(Task goal) Return each line of the records holding the string "giữa".
─── Record excerpts ───
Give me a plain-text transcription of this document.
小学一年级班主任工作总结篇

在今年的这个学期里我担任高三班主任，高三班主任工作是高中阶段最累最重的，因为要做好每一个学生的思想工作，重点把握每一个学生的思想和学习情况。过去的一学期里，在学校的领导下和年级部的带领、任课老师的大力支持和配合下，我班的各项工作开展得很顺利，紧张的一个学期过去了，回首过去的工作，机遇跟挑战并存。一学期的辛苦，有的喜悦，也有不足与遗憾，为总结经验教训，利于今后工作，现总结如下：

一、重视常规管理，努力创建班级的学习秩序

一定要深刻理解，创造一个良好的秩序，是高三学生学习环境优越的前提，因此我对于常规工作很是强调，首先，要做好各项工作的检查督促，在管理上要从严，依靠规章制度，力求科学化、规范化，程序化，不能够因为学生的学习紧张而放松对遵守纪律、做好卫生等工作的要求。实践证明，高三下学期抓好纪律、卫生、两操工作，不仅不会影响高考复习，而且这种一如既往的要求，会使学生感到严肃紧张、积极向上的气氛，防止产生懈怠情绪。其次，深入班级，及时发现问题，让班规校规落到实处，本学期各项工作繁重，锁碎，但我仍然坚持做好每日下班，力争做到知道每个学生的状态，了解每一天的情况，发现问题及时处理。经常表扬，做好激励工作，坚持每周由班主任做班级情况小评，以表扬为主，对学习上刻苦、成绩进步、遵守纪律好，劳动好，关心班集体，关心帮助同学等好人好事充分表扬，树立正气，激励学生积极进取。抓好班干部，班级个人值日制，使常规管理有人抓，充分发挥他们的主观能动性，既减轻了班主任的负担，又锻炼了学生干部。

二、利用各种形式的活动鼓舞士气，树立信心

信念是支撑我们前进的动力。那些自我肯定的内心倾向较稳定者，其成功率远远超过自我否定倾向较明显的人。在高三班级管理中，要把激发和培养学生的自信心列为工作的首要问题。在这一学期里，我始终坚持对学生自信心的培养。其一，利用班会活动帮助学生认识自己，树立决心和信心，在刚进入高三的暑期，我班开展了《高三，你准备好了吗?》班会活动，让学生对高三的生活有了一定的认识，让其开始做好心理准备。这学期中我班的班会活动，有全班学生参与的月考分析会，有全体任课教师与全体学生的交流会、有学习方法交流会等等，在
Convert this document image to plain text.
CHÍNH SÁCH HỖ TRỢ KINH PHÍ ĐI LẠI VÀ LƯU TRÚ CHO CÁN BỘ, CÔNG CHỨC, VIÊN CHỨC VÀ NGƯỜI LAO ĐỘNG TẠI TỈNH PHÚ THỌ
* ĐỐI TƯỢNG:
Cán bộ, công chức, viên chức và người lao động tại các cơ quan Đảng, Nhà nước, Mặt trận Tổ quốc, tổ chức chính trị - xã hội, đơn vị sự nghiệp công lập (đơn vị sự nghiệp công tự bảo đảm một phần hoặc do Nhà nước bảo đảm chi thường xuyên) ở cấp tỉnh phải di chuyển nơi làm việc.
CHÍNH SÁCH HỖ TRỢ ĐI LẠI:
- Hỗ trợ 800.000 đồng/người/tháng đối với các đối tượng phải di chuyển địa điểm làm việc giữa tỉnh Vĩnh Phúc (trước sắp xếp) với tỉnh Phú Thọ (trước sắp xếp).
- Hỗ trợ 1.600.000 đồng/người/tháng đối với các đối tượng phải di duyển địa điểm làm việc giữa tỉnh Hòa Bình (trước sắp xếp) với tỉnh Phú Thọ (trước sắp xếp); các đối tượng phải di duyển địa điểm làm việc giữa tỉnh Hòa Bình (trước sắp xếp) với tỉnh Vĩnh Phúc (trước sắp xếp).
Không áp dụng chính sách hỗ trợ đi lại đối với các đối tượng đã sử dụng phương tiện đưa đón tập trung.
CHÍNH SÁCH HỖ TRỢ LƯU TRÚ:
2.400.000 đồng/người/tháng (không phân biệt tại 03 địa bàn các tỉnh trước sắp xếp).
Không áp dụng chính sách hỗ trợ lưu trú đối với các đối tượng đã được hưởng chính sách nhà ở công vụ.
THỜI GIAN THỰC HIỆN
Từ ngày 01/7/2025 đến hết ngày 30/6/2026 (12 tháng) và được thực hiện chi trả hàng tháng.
───
(Answer for the task)
- Hỗ trợ 800.000 đồng/người/tháng đối với các đối tượng phải di chuyển địa điểm làm việc giữa tỉnh Vĩnh Phúc (trước sắp xếp) với tỉnh Phú Thọ (trước sắp xếp).
- Hỗ trợ 1.600.000 đồng/người/tháng đối với các đối tượng phải di duyển địa điểm làm việc giữa tỉnh Hòa Bình (trước sắp xếp) với tỉnh Phú Thọ (trước sắp xếp); các đối tượng phải di duyển địa điểm làm việc giữa tỉnh Hòa Bình (trước sắp xếp) với tỉnh Vĩnh Phúc (trước sắp xếp).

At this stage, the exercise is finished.